Task to carry out: Copy out each line that has "this" in it.

══════════════════════════════

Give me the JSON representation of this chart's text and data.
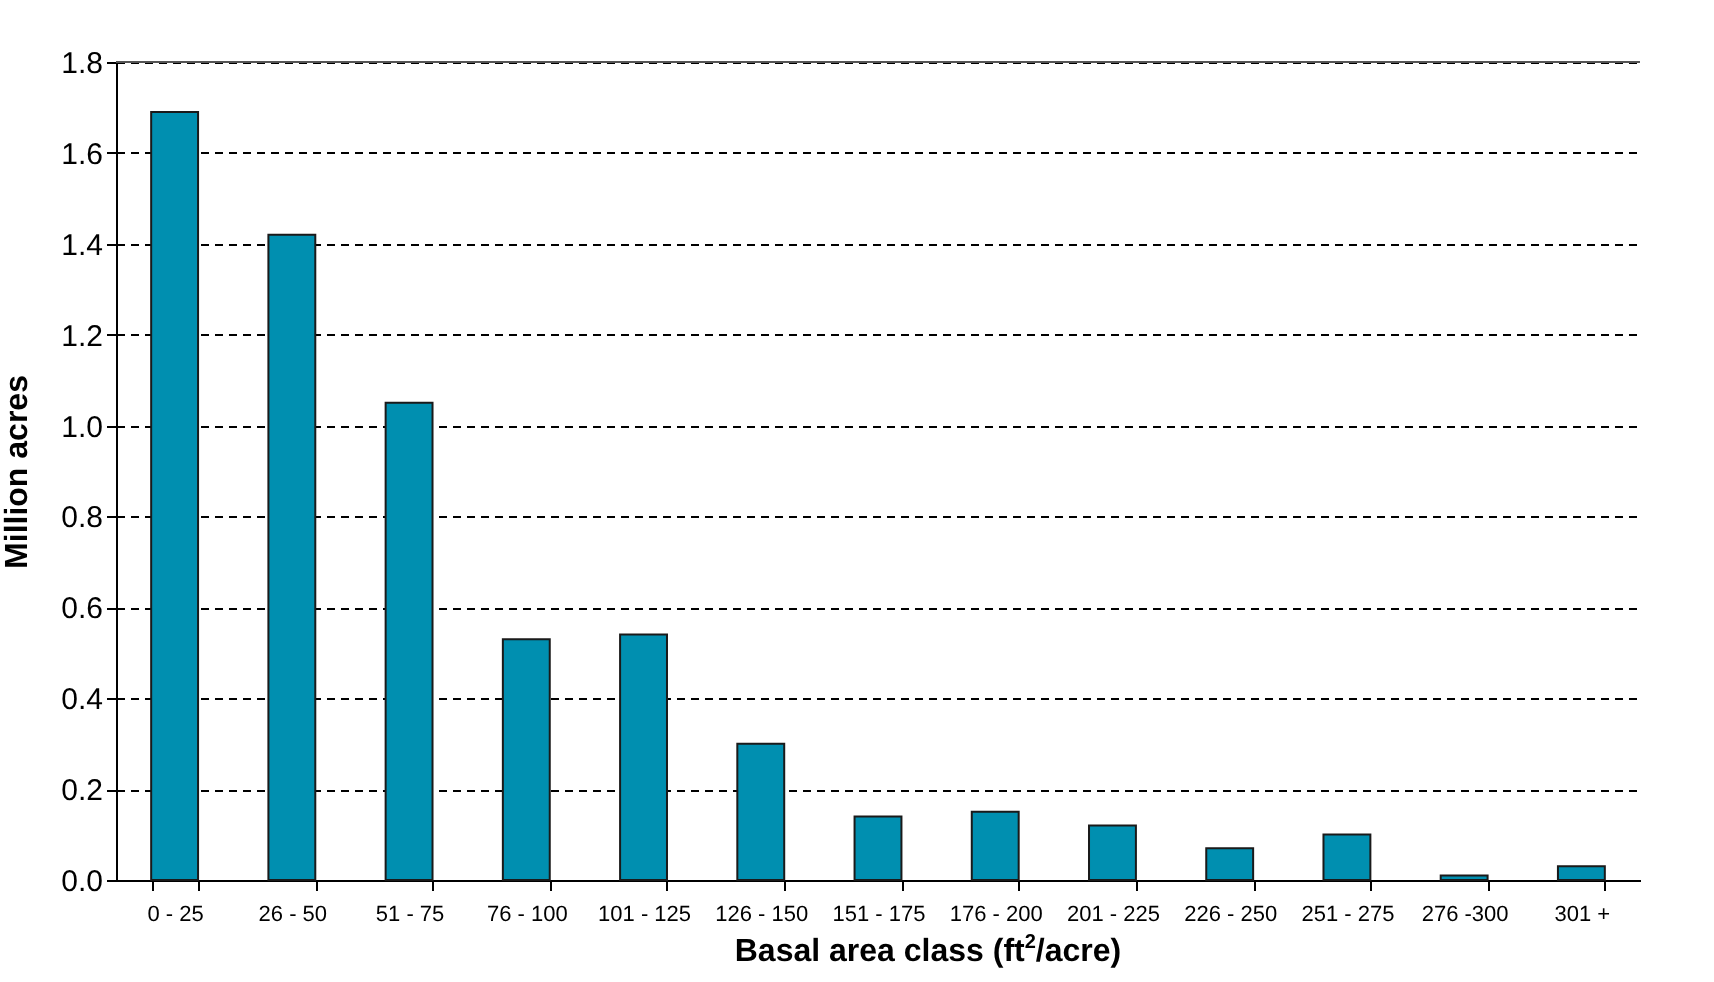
{
  "chart_data": {
    "type": "bar",
    "xlabel": "Basal area class (ft$^{2}$/acre)",
    "ylabel": "Million acres",
    "categories": [
      "0 - 25",
      "26 - 50",
      "51 - 75",
      "76 - 100",
      "101 - 125",
      "126 - 150",
      "151 - 175",
      "176 - 200",
      "201 - 225",
      "226 - 250",
      "251 - 275",
      "276 -300",
      "301 +"
    ],
    "values": [
      1.69,
      1.42,
      1.05,
      0.53,
      0.54,
      0.3,
      0.14,
      0.15,
      0.12,
      0.07,
      0.1,
      0.01,
      0.03
    ],
    "color": "#008fb0",
    "ylim": [
      0,
      1.8
    ],
    "yticks": [
      {
        "value": 0,
        "label": "0.0"
      },
      {
        "value": 0.2,
        "label": "0.2"
      },
      {
        "value": 0.4,
        "label": "0.4"
      },
      {
        "value": 0.6,
        "label": "0.6"
      },
      {
        "value": 0.8,
        "label": "0.8"
      },
      {
        "value": 1,
        "label": "1.0"
      },
      {
        "value": 1.2,
        "label": "1.2"
      },
      {
        "value": 1.4,
        "label": "1.4"
      },
      {
        "value": 1.6,
        "label": "1.6"
      },
      {
        "value": 1.8,
        "label": "1.8"
      }
    ],
    "grid": "y"
  }
}
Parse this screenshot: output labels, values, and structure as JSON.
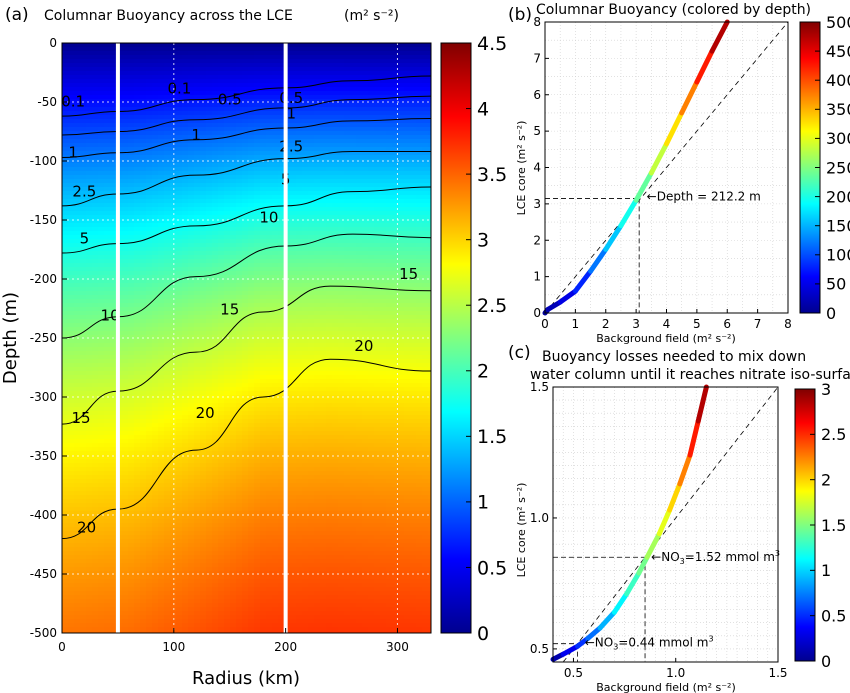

══════════════════════════════

The answer:
Give me the JSON representation of this chart's text and data.
Parse this screenshot: output labels, values, and structure as JSON.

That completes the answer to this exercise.